# [EXERCISE]
Every record must be transcribed in its entirety, apart from the images, which are to be omitted.

Data records:

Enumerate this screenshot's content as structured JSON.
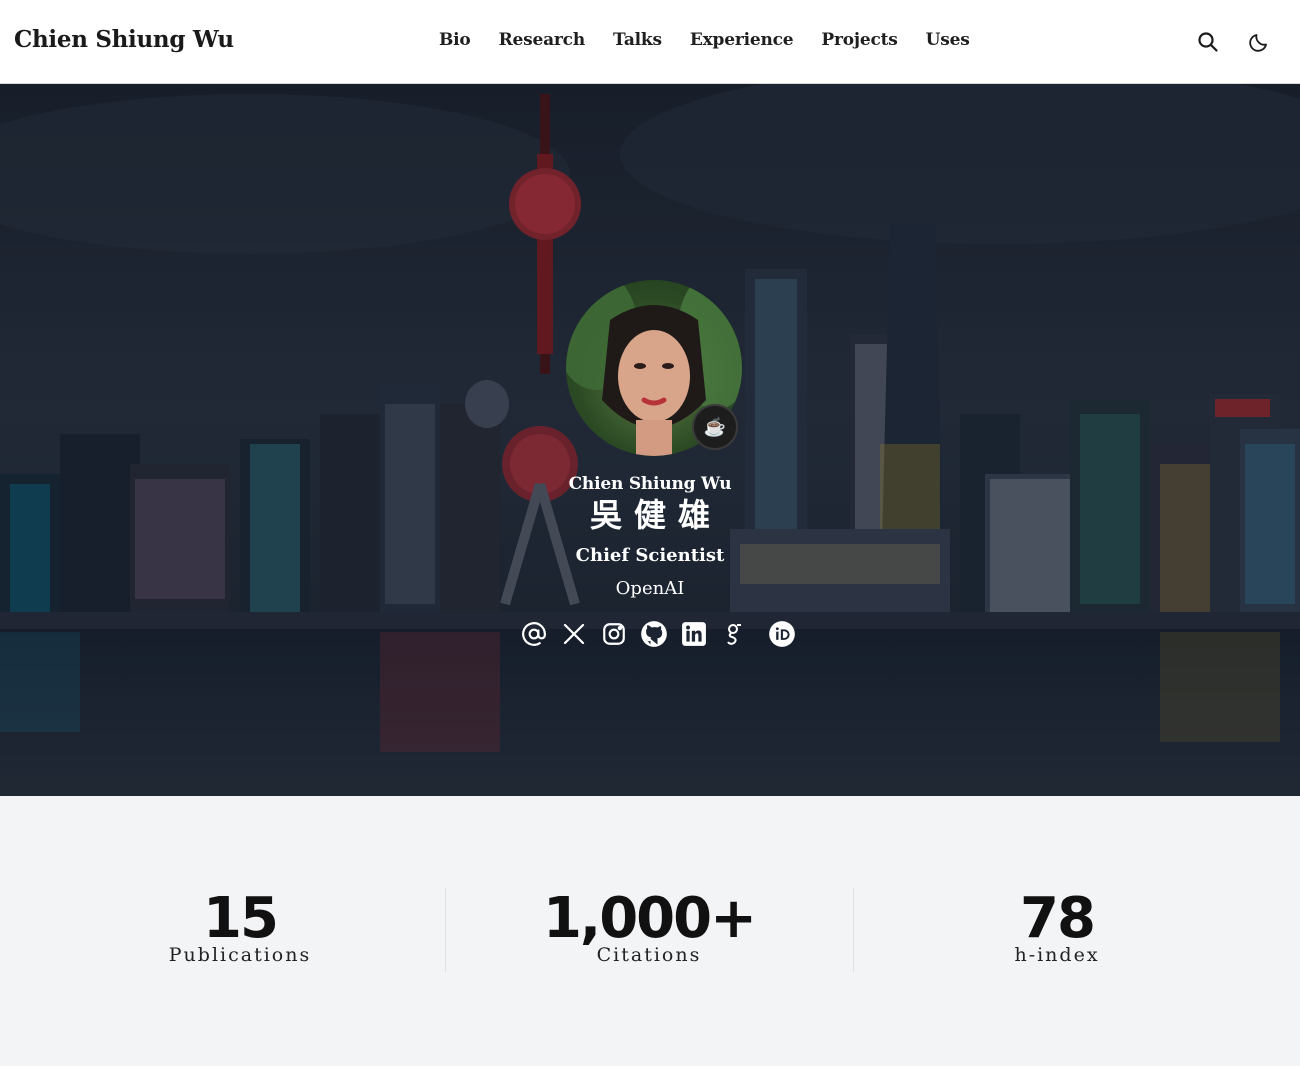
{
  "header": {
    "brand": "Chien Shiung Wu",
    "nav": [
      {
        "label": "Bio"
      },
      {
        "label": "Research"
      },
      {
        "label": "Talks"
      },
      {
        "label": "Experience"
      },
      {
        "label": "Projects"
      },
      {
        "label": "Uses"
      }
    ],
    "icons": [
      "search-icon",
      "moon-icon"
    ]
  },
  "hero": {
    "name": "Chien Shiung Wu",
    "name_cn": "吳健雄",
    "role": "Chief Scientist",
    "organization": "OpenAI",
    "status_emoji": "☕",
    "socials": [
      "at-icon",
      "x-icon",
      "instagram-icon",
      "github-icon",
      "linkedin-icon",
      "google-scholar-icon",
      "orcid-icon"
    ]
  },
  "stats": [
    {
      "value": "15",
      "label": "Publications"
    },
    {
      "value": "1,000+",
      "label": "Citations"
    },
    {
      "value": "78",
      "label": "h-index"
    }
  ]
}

# [EXPECTED ANSWER]
Enumerate this screenshot's content as structured JSON.
{
  "header": {
    "brand": "Chien Shiung Wu",
    "nav": [
      {
        "label": "Bio"
      },
      {
        "label": "Research"
      },
      {
        "label": "Talks"
      },
      {
        "label": "Experience"
      },
      {
        "label": "Projects"
      },
      {
        "label": "Uses"
      }
    ],
    "icons": [
      "search-icon",
      "moon-icon"
    ]
  },
  "hero": {
    "name": "Chien Shiung Wu",
    "name_cn": "吳健雄",
    "role": "Chief Scientist",
    "organization": "OpenAI",
    "status_emoji": "☕",
    "socials": [
      "at-icon",
      "x-icon",
      "instagram-icon",
      "github-icon",
      "linkedin-icon",
      "google-scholar-icon",
      "orcid-icon"
    ]
  },
  "stats": [
    {
      "value": "15",
      "label": "Publications"
    },
    {
      "value": "1,000+",
      "label": "Citations"
    },
    {
      "value": "78",
      "label": "h-index"
    }
  ]
}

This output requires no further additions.